WHAT THE EXERCISE ASKS. Without the pictures, reproduce the records that follow exactly.

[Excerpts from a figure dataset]
--------------------

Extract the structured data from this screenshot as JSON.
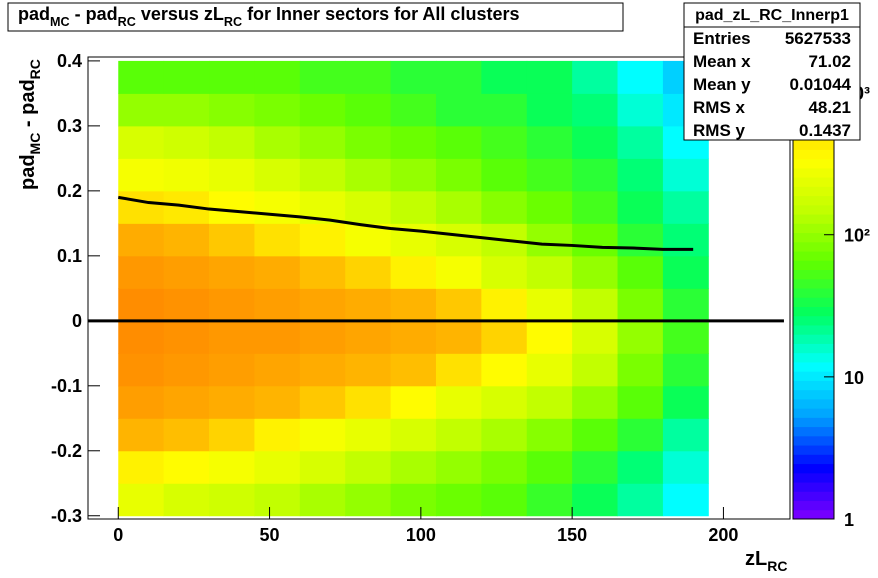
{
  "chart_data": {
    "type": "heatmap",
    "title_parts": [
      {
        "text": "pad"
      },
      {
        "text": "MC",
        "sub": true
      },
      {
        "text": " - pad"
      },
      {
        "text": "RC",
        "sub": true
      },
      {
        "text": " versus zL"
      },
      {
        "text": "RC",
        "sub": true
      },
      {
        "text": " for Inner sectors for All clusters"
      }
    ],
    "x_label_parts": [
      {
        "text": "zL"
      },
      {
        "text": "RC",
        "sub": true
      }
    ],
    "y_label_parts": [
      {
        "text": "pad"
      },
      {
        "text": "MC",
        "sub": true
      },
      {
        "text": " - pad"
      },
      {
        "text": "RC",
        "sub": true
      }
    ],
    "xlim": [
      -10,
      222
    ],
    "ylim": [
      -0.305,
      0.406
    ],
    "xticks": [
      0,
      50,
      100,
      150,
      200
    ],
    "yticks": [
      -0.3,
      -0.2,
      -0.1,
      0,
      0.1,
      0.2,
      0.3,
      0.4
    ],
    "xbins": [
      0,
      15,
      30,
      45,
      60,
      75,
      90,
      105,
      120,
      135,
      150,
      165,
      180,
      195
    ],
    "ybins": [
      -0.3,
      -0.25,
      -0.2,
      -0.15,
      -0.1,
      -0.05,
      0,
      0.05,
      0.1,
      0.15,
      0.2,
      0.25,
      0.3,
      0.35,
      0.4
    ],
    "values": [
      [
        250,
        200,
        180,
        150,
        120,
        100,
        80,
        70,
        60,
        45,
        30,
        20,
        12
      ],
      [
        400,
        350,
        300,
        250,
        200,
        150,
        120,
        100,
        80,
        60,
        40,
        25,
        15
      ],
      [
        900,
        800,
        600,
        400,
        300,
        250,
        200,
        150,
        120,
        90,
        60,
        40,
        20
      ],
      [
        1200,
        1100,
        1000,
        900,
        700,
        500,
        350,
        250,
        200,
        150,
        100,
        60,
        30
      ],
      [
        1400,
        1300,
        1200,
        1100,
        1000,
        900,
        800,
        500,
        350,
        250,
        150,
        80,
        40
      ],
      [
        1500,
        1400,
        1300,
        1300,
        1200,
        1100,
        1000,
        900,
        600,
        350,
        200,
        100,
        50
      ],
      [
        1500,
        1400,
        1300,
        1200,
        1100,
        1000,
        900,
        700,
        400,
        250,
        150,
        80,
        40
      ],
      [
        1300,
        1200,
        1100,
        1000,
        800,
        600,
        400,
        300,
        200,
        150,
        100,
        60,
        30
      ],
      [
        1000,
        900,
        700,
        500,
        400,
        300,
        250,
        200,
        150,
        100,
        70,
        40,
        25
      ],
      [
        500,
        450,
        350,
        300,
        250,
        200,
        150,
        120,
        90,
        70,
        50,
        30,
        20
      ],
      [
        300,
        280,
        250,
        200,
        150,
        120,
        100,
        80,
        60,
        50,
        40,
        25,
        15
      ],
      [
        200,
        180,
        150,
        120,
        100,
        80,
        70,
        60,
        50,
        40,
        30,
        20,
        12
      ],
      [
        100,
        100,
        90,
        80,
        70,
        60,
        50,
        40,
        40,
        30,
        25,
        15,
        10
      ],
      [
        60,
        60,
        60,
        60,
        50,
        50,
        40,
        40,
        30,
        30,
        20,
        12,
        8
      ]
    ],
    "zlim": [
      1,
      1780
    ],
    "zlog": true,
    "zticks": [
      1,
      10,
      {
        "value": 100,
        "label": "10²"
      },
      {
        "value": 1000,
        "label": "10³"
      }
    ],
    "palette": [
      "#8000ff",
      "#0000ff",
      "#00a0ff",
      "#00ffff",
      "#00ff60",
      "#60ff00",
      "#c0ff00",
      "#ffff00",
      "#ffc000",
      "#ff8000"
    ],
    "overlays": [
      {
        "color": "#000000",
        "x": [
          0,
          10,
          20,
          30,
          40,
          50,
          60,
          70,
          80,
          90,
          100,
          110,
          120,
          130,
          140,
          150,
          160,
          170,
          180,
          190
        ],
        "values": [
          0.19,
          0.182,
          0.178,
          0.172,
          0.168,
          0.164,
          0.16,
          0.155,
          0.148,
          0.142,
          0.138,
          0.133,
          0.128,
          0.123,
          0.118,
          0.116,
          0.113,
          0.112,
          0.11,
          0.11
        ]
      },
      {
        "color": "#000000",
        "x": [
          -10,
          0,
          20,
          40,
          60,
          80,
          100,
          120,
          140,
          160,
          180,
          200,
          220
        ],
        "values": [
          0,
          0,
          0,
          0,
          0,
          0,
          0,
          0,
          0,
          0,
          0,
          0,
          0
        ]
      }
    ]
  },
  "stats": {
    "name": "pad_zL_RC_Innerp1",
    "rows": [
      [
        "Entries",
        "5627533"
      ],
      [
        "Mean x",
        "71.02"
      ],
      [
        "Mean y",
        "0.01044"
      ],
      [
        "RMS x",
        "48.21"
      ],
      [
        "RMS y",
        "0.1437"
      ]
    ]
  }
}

--------------------

FINISHED TASK.
Extract the structured data from this screenshot as JSON.
{
  "chart_data": {
    "type": "heatmap",
    "title_parts": [
      {
        "text": "pad"
      },
      {
        "text": "MC",
        "sub": true
      },
      {
        "text": " - pad"
      },
      {
        "text": "RC",
        "sub": true
      },
      {
        "text": " versus zL"
      },
      {
        "text": "RC",
        "sub": true
      },
      {
        "text": " for Inner sectors for All clusters"
      }
    ],
    "x_label_parts": [
      {
        "text": "zL"
      },
      {
        "text": "RC",
        "sub": true
      }
    ],
    "y_label_parts": [
      {
        "text": "pad"
      },
      {
        "text": "MC",
        "sub": true
      },
      {
        "text": " - pad"
      },
      {
        "text": "RC",
        "sub": true
      }
    ],
    "xlim": [
      -10,
      222
    ],
    "ylim": [
      -0.305,
      0.406
    ],
    "xticks": [
      0,
      50,
      100,
      150,
      200
    ],
    "yticks": [
      -0.3,
      -0.2,
      -0.1,
      0,
      0.1,
      0.2,
      0.3,
      0.4
    ],
    "xbins": [
      0,
      15,
      30,
      45,
      60,
      75,
      90,
      105,
      120,
      135,
      150,
      165,
      180,
      195
    ],
    "ybins": [
      -0.3,
      -0.25,
      -0.2,
      -0.15,
      -0.1,
      -0.05,
      0,
      0.05,
      0.1,
      0.15,
      0.2,
      0.25,
      0.3,
      0.35,
      0.4
    ],
    "values": [
      [
        250,
        200,
        180,
        150,
        120,
        100,
        80,
        70,
        60,
        45,
        30,
        20,
        12
      ],
      [
        400,
        350,
        300,
        250,
        200,
        150,
        120,
        100,
        80,
        60,
        40,
        25,
        15
      ],
      [
        900,
        800,
        600,
        400,
        300,
        250,
        200,
        150,
        120,
        90,
        60,
        40,
        20
      ],
      [
        1200,
        1100,
        1000,
        900,
        700,
        500,
        350,
        250,
        200,
        150,
        100,
        60,
        30
      ],
      [
        1400,
        1300,
        1200,
        1100,
        1000,
        900,
        800,
        500,
        350,
        250,
        150,
        80,
        40
      ],
      [
        1500,
        1400,
        1300,
        1300,
        1200,
        1100,
        1000,
        900,
        600,
        350,
        200,
        100,
        50
      ],
      [
        1500,
        1400,
        1300,
        1200,
        1100,
        1000,
        900,
        700,
        400,
        250,
        150,
        80,
        40
      ],
      [
        1300,
        1200,
        1100,
        1000,
        800,
        600,
        400,
        300,
        200,
        150,
        100,
        60,
        30
      ],
      [
        1000,
        900,
        700,
        500,
        400,
        300,
        250,
        200,
        150,
        100,
        70,
        40,
        25
      ],
      [
        500,
        450,
        350,
        300,
        250,
        200,
        150,
        120,
        90,
        70,
        50,
        30,
        20
      ],
      [
        300,
        280,
        250,
        200,
        150,
        120,
        100,
        80,
        60,
        50,
        40,
        25,
        15
      ],
      [
        200,
        180,
        150,
        120,
        100,
        80,
        70,
        60,
        50,
        40,
        30,
        20,
        12
      ],
      [
        100,
        100,
        90,
        80,
        70,
        60,
        50,
        40,
        40,
        30,
        25,
        15,
        10
      ],
      [
        60,
        60,
        60,
        60,
        50,
        50,
        40,
        40,
        30,
        30,
        20,
        12,
        8
      ]
    ],
    "zlim": [
      1,
      1780
    ],
    "zlog": true,
    "zticks": [
      1,
      10,
      {
        "value": 100,
        "label": "10²"
      },
      {
        "value": 1000,
        "label": "10³"
      }
    ],
    "palette": [
      "#8000ff",
      "#0000ff",
      "#00a0ff",
      "#00ffff",
      "#00ff60",
      "#60ff00",
      "#c0ff00",
      "#ffff00",
      "#ffc000",
      "#ff8000"
    ],
    "overlays": [
      {
        "color": "#000000",
        "x": [
          0,
          10,
          20,
          30,
          40,
          50,
          60,
          70,
          80,
          90,
          100,
          110,
          120,
          130,
          140,
          150,
          160,
          170,
          180,
          190
        ],
        "values": [
          0.19,
          0.182,
          0.178,
          0.172,
          0.168,
          0.164,
          0.16,
          0.155,
          0.148,
          0.142,
          0.138,
          0.133,
          0.128,
          0.123,
          0.118,
          0.116,
          0.113,
          0.112,
          0.11,
          0.11
        ]
      },
      {
        "color": "#000000",
        "x": [
          -10,
          0,
          20,
          40,
          60,
          80,
          100,
          120,
          140,
          160,
          180,
          200,
          220
        ],
        "values": [
          0,
          0,
          0,
          0,
          0,
          0,
          0,
          0,
          0,
          0,
          0,
          0,
          0
        ]
      }
    ]
  },
  "stats": {
    "name": "pad_zL_RC_Innerp1",
    "rows": [
      [
        "Entries",
        "5627533"
      ],
      [
        "Mean x",
        "71.02"
      ],
      [
        "Mean y",
        "0.01044"
      ],
      [
        "RMS x",
        "48.21"
      ],
      [
        "RMS y",
        "0.1437"
      ]
    ]
  }
}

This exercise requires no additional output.